§ TASK STATEMENT
Wherever "values" appears in a line, copy that line.

>> Begin DATA EXTRACT

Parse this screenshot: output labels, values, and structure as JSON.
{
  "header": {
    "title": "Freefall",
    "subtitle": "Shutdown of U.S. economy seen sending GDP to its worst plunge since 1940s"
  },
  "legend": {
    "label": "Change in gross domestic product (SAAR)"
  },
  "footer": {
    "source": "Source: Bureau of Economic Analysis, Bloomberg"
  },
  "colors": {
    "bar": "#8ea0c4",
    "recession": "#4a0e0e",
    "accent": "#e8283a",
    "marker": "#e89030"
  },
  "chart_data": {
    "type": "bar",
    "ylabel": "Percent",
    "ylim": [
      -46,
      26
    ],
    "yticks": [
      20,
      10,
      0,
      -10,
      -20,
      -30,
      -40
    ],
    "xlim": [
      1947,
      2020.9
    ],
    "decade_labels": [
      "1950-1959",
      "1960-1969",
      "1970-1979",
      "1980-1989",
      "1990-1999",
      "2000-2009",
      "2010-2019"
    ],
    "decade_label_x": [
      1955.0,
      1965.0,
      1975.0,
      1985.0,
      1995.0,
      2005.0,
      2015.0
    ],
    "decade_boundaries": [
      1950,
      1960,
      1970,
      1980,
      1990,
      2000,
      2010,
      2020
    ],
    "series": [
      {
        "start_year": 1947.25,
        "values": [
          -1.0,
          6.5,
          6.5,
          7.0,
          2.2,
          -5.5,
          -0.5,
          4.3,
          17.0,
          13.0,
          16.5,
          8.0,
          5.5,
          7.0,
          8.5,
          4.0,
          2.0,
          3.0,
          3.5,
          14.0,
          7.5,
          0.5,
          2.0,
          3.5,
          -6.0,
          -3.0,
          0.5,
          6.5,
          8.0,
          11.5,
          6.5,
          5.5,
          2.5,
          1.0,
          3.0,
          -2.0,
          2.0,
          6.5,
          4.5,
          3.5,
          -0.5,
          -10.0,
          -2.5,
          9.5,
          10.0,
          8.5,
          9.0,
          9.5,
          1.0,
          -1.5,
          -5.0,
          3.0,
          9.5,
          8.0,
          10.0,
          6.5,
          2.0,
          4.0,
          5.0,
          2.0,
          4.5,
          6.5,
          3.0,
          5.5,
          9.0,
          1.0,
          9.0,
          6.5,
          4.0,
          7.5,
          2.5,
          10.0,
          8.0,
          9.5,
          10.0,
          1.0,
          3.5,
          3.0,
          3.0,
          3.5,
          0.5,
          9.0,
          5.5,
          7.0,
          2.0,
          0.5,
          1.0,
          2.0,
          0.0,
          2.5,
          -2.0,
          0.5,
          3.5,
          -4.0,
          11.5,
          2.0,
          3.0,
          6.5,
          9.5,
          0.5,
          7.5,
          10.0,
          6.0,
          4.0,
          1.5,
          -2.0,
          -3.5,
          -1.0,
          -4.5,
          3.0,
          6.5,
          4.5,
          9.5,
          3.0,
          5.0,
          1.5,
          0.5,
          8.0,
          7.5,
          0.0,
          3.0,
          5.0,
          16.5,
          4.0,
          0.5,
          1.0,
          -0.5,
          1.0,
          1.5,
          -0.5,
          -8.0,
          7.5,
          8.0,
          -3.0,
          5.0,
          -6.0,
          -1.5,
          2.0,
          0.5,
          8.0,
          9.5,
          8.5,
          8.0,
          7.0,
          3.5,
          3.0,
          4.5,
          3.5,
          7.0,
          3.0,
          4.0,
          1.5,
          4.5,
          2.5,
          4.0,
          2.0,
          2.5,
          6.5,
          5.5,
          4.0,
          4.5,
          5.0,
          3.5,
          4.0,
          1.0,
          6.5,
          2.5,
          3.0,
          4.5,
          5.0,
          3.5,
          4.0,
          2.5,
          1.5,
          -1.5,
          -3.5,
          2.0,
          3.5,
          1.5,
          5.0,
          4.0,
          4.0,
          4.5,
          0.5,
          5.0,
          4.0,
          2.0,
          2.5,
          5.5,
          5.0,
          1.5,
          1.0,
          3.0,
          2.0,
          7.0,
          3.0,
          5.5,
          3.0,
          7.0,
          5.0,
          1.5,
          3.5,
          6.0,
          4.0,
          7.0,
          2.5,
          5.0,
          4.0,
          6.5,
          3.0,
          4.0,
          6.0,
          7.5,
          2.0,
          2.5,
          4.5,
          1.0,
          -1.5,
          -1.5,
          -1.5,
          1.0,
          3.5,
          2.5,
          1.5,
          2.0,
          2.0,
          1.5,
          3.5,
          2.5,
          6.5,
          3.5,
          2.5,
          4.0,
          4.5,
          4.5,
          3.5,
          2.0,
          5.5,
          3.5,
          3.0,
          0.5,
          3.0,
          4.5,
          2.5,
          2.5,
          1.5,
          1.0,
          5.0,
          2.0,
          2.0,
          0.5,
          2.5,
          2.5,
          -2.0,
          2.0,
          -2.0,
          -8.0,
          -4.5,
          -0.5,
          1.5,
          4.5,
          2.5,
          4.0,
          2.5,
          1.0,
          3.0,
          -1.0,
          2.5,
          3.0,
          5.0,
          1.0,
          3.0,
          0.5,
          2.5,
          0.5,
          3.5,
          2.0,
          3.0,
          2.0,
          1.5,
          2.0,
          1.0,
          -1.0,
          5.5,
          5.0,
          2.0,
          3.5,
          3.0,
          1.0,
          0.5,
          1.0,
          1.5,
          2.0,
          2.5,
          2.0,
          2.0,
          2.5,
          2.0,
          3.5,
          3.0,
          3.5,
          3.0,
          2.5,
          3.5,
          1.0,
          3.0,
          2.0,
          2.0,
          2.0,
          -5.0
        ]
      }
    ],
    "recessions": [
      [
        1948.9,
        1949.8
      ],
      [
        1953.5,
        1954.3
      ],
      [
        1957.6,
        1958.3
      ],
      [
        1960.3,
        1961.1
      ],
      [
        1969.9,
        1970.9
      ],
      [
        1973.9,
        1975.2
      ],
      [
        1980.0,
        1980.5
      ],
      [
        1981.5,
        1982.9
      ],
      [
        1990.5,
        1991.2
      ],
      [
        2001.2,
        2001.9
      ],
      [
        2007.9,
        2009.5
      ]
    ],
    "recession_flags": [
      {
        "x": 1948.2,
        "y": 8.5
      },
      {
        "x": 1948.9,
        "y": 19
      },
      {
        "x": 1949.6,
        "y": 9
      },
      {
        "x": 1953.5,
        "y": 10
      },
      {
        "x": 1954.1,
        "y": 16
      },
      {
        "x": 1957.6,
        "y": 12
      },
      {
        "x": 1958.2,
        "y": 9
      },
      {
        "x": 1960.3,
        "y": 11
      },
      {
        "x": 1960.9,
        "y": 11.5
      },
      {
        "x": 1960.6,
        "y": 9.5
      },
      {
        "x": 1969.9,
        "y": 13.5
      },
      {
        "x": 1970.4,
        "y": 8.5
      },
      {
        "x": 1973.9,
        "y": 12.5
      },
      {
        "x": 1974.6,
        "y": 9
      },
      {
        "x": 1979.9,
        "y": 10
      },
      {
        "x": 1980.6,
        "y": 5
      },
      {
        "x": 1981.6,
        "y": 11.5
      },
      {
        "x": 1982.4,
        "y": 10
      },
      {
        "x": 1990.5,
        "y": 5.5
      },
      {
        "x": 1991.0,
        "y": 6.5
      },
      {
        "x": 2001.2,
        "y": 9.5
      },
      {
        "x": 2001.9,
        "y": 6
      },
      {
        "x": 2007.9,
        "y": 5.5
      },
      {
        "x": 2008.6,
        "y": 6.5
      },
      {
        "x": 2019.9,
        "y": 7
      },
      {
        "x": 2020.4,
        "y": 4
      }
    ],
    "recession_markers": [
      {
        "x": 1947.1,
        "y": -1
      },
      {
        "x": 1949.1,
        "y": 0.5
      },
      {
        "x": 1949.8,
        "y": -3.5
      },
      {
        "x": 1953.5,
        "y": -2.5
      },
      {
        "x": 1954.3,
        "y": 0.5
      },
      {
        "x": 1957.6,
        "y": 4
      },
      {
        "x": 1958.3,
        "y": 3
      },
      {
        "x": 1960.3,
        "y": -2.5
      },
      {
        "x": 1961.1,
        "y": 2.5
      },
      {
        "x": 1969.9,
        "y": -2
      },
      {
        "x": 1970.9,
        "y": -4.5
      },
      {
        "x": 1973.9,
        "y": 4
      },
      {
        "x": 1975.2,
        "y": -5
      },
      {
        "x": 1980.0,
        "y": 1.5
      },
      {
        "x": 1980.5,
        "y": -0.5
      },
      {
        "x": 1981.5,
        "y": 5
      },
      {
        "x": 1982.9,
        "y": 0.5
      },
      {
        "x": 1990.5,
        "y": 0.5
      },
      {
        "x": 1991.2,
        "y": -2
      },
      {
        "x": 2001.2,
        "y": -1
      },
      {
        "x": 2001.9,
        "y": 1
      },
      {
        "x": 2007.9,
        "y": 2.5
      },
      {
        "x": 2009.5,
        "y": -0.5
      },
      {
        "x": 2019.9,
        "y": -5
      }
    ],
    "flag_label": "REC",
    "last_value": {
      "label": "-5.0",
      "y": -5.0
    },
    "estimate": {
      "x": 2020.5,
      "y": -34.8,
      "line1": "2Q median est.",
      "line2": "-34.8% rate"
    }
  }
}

>> End DATA EXTRACT

§ TASK RESPONSE
Parse this screenshot: output labels, values, and structure as JSON.
        "values": [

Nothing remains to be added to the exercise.